Search the material and gather each line with "document" in it.
━━━━━ SUPPLIED DATA ━━━━━
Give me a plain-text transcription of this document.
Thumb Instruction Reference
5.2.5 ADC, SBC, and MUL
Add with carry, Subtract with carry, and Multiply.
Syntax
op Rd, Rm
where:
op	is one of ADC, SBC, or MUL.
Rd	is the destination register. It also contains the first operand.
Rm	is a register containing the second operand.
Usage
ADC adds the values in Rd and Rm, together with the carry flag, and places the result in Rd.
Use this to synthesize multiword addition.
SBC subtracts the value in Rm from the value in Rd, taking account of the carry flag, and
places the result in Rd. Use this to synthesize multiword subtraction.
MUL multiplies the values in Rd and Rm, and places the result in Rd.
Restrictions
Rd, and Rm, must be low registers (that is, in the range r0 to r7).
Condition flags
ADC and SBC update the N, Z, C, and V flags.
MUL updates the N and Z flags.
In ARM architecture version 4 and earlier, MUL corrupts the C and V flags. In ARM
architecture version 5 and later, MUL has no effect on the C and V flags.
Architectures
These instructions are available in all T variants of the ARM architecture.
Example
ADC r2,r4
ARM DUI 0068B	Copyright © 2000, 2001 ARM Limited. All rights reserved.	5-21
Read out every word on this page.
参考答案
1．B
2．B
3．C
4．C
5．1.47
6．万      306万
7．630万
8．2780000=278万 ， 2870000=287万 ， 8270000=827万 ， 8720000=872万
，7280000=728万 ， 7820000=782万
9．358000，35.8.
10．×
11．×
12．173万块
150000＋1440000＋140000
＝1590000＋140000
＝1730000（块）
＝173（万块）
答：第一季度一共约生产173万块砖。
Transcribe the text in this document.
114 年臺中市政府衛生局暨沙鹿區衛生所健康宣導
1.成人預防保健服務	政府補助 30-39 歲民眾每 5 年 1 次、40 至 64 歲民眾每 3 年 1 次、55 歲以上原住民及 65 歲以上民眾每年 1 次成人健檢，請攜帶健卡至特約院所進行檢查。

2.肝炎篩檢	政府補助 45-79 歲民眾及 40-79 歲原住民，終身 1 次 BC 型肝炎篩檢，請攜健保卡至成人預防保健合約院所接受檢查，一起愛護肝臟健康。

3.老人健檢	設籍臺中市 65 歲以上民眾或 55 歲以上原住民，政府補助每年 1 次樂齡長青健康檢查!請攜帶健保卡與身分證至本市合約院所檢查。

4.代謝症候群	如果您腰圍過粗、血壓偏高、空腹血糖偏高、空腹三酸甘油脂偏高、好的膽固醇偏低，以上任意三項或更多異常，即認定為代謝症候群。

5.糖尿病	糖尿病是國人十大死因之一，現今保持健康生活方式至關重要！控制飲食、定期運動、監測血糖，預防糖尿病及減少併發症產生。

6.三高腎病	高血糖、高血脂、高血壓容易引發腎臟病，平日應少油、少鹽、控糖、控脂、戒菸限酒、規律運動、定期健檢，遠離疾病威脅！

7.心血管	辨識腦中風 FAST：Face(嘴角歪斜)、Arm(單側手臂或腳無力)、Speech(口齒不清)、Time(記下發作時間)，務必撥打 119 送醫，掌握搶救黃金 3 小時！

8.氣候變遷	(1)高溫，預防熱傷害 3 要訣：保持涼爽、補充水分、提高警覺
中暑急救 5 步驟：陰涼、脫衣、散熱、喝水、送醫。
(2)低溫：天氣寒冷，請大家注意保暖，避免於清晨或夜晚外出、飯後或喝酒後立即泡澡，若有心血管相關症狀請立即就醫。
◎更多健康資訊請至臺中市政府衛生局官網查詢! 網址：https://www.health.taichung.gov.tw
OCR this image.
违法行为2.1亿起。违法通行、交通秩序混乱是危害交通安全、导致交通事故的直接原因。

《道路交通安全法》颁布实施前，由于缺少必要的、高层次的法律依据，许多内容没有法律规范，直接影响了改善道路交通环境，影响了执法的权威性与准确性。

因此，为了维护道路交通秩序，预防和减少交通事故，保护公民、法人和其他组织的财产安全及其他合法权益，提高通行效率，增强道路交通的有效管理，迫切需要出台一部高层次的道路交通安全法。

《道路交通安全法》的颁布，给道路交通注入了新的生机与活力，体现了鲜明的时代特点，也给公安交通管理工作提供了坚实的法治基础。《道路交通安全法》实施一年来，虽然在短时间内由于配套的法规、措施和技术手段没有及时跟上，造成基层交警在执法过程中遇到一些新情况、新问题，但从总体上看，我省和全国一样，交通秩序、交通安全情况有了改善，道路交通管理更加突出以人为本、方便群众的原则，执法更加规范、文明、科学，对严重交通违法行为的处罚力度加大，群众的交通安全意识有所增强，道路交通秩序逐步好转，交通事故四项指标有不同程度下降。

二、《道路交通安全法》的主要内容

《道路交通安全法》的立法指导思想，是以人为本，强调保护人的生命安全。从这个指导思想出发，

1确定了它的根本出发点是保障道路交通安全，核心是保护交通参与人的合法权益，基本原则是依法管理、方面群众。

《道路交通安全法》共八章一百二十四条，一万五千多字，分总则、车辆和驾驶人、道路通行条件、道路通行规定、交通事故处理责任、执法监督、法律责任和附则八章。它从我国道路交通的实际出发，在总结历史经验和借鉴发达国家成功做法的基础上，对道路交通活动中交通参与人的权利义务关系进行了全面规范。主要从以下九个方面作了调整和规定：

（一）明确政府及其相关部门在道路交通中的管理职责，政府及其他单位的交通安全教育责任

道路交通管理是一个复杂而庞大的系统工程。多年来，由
━━━━━
## CORRECT ANSWER
Give me a plain-text transcription of this document.
Transcribe the text in this document.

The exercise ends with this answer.